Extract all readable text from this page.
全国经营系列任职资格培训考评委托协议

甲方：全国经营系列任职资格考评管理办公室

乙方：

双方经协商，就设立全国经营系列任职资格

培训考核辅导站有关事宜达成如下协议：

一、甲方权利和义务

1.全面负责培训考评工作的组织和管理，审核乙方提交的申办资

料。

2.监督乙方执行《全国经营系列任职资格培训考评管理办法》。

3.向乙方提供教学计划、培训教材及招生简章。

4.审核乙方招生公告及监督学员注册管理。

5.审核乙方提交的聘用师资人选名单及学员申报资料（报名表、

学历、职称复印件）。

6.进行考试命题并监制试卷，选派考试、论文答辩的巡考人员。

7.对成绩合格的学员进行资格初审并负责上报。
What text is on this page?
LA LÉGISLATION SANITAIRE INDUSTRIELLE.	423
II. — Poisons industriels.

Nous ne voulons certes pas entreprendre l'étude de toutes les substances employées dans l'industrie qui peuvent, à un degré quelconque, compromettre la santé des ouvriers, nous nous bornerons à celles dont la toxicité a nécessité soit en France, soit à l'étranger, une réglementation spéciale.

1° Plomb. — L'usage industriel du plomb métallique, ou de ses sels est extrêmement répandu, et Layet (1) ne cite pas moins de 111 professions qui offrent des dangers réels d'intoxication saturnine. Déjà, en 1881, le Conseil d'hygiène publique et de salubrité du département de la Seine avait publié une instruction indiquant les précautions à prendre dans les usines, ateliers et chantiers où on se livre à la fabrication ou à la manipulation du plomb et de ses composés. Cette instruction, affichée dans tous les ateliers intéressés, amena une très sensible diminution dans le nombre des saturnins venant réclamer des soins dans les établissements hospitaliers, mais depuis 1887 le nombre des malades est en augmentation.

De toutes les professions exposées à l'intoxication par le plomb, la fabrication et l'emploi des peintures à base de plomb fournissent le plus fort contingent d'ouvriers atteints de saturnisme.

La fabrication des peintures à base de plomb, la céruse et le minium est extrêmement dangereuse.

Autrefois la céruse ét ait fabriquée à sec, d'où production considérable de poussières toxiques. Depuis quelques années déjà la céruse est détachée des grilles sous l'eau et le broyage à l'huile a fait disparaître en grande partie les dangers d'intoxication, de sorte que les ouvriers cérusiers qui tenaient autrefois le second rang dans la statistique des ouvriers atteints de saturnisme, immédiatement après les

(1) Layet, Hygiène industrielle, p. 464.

□ □ □

▶ _Written problem_: Write out every line exactly as it stands.

▶ _The response_:
Extract all readable text from this page.
全国经营系列任职资格培训考评委托协议

甲方：全国经营系列任职资格考评管理办公室

乙方：

双方经协商，就设立全国经营系列任职资格

培训考核辅导站有关事宜达成如下协议：

一、甲方权利和义务

1.全面负责培训考评工作的组织和管理，审核乙方提交的申办资

料。

2.监督乙方执行《全国经营系列任职资格培训考评管理办法》。

3.向乙方提供教学计划、培训教材及招生简章。

4.审核乙方招生公告及监督学员注册管理。

5.审核乙方提交的聘用师资人选名单及学员申报资料（报名表、

学历、职称复印件）。

6.进行考试命题并监制试卷，选派考试、论文答辩的巡考人员。

7.对成绩合格的学员进行资格初审并负责上报。
What text is on this page?
LA LÉGISLATION SANITAIRE INDUSTRIELLE.	423
II. — Poisons industriels.

Nous ne voulons certes pas entreprendre l'étude de toutes les substances employées dans l'industrie qui peuvent, à un degré quelconque, compromettre la santé des ouvriers, nous nous bornerons à celles dont la toxicité a nécessité soit en France, soit à l'étranger, une réglementation spéciale.

1° Plomb. — L'usage industriel du plomb métallique, ou de ses sels est extrêmement répandu, et Layet (1) ne cite pas moins de 111 professions qui offrent des dangers réels d'intoxication saturnine. Déjà, en 1881, le Conseil d'hygiène publique et de salubrité du département de la Seine avait publié une instruction indiquant les précautions à prendre dans les usines, ateliers et chantiers où on se livre à la fabrication ou à la manipulation du plomb et de ses composés. Cette instruction, affichée dans tous les ateliers intéressés, amena une très sensible diminution dans le nombre des saturnins venant réclamer des soins dans les établissements hospitaliers, mais depuis 1887 le nombre des malades est en augmentation.

De toutes les professions exposées à l'intoxication par le plomb, la fabrication et l'emploi des peintures à base de plomb fournissent le plus fort contingent d'ouvriers atteints de saturnisme.

La fabrication des peintures à base de plomb, la céruse et le minium est extrêmement dangereuse.

Autrefois la céruse ét ait fabriquée à sec, d'où production considérable de poussières toxiques. Depuis quelques années déjà la céruse est détachée des grilles sous l'eau et le broyage à l'huile a fait disparaître en grande partie les dangers d'intoxication, de sorte que les ouvriers cérusiers qui tenaient autrefois le second rang dans la statistique des ouvriers atteints de saturnisme, immédiatement après les

(1) Layet, Hygiène industrielle, p. 464.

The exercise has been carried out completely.